(Figure contents as structured data)
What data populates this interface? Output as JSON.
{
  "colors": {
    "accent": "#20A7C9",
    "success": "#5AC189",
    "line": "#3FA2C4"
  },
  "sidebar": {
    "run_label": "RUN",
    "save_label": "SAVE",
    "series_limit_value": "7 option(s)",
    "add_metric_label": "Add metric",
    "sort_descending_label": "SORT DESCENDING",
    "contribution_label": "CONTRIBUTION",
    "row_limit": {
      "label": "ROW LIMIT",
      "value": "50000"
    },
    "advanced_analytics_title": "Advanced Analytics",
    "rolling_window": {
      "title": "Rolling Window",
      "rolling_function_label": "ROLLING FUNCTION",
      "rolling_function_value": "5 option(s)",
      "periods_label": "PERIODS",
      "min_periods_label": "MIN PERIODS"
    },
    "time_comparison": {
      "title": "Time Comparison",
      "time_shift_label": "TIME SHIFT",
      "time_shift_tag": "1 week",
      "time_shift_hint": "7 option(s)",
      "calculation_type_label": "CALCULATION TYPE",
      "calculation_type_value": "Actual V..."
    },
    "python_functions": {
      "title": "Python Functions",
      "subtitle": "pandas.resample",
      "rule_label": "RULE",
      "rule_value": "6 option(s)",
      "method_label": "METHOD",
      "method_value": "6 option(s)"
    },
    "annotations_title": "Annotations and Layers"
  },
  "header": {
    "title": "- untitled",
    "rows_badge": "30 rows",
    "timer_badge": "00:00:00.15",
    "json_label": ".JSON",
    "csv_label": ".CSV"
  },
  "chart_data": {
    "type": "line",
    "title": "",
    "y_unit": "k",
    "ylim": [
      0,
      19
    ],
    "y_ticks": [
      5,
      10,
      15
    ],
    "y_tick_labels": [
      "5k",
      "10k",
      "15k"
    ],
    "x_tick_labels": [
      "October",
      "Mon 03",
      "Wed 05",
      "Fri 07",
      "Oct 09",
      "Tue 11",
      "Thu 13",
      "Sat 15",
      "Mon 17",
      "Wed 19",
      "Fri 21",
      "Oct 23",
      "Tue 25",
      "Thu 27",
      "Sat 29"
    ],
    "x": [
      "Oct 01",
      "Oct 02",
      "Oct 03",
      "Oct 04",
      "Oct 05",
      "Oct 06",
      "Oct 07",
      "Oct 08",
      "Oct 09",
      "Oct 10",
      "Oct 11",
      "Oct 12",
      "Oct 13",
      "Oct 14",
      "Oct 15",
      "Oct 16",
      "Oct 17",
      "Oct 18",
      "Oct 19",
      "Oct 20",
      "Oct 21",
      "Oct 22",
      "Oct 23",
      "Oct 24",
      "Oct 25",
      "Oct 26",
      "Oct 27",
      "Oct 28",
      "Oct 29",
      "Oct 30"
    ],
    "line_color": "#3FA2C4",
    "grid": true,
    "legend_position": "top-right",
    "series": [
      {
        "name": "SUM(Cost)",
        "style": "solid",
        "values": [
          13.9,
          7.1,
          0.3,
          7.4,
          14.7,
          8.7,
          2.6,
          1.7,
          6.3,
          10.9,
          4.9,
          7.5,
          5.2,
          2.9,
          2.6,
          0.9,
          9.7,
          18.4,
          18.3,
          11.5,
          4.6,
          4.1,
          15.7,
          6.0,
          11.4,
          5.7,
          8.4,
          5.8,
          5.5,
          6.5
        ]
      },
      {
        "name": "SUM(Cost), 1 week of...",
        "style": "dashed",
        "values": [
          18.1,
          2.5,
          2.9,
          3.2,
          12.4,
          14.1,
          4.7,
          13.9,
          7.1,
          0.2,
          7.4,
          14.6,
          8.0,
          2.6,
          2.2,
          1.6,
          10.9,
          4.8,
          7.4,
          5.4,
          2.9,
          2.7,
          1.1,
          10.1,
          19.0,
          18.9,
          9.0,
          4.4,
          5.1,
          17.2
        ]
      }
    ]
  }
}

*To do*: Write out the whole listing again, exactly as it stands.

*Answer for the task*:
What data populates this interface? Output as JSON.
{
  "colors": {
    "accent": "#20A7C9",
    "success": "#5AC189",
    "line": "#3FA2C4"
  },
  "sidebar": {
    "run_label": "RUN",
    "save_label": "SAVE",
    "series_limit_value": "7 option(s)",
    "add_metric_label": "Add metric",
    "sort_descending_label": "SORT DESCENDING",
    "contribution_label": "CONTRIBUTION",
    "row_limit": {
      "label": "ROW LIMIT",
      "value": "50000"
    },
    "advanced_analytics_title": "Advanced Analytics",
    "rolling_window": {
      "title": "Rolling Window",
      "rolling_function_label": "ROLLING FUNCTION",
      "rolling_function_value": "5 option(s)",
      "periods_label": "PERIODS",
      "min_periods_label": "MIN PERIODS"
    },
    "time_comparison": {
      "title": "Time Comparison",
      "time_shift_label": "TIME SHIFT",
      "time_shift_tag": "1 week",
      "time_shift_hint": "7 option(s)",
      "calculation_type_label": "CALCULATION TYPE",
      "calculation_type_value": "Actual V..."
    },
    "python_functions": {
      "title": "Python Functions",
      "subtitle": "pandas.resample",
      "rule_label": "RULE",
      "rule_value": "6 option(s)",
      "method_label": "METHOD",
      "method_value": "6 option(s)"
    },
    "annotations_title": "Annotations and Layers"
  },
  "header": {
    "title": "- untitled",
    "rows_badge": "30 rows",
    "timer_badge": "00:00:00.15",
    "json_label": ".JSON",
    "csv_label": ".CSV"
  },
  "chart_data": {
    "type": "line",
    "title": "",
    "y_unit": "k",
    "ylim": [
      0,
      19
    ],
    "y_ticks": [
      5,
      10,
      15
    ],
    "y_tick_labels": [
      "5k",
      "10k",
      "15k"
    ],
    "x_tick_labels": [
      "October",
      "Mon 03",
      "Wed 05",
      "Fri 07",
      "Oct 09",
      "Tue 11",
      "Thu 13",
      "Sat 15",
      "Mon 17",
      "Wed 19",
      "Fri 21",
      "Oct 23",
      "Tue 25",
      "Thu 27",
      "Sat 29"
    ],
    "x": [
      "Oct 01",
      "Oct 02",
      "Oct 03",
      "Oct 04",
      "Oct 05",
      "Oct 06",
      "Oct 07",
      "Oct 08",
      "Oct 09",
      "Oct 10",
      "Oct 11",
      "Oct 12",
      "Oct 13",
      "Oct 14",
      "Oct 15",
      "Oct 16",
      "Oct 17",
      "Oct 18",
      "Oct 19",
      "Oct 20",
      "Oct 21",
      "Oct 22",
      "Oct 23",
      "Oct 24",
      "Oct 25",
      "Oct 26",
      "Oct 27",
      "Oct 28",
      "Oct 29",
      "Oct 30"
    ],
    "line_color": "#3FA2C4",
    "grid": true,
    "legend_position": "top-right",
    "series": [
      {
        "name": "SUM(Cost)",
        "style": "solid",
        "values": [
          13.9,
          7.1,
          0.3,
          7.4,
          14.7,
          8.7,
          2.6,
          1.7,
          6.3,
          10.9,
          4.9,
          7.5,
          5.2,
          2.9,
          2.6,
          0.9,
          9.7,
          18.4,
          18.3,
          11.5,
          4.6,
          4.1,
          15.7,
          6.0,
          11.4,
          5.7,
          8.4,
          5.8,
          5.5,
          6.5
        ]
      },
      {
        "name": "SUM(Cost), 1 week of...",
        "style": "dashed",
        "values": [
          18.1,
          2.5,
          2.9,
          3.2,
          12.4,
          14.1,
          4.7,
          13.9,
          7.1,
          0.2,
          7.4,
          14.6,
          8.0,
          2.6,
          2.2,
          1.6,
          10.9,
          4.8,
          7.4,
          5.4,
          2.9,
          2.7,
          1.1,
          10.1,
          19.0,
          18.9,
          9.0,
          4.4,
          5.1,
          17.2
        ]
      }
    ]
  }
}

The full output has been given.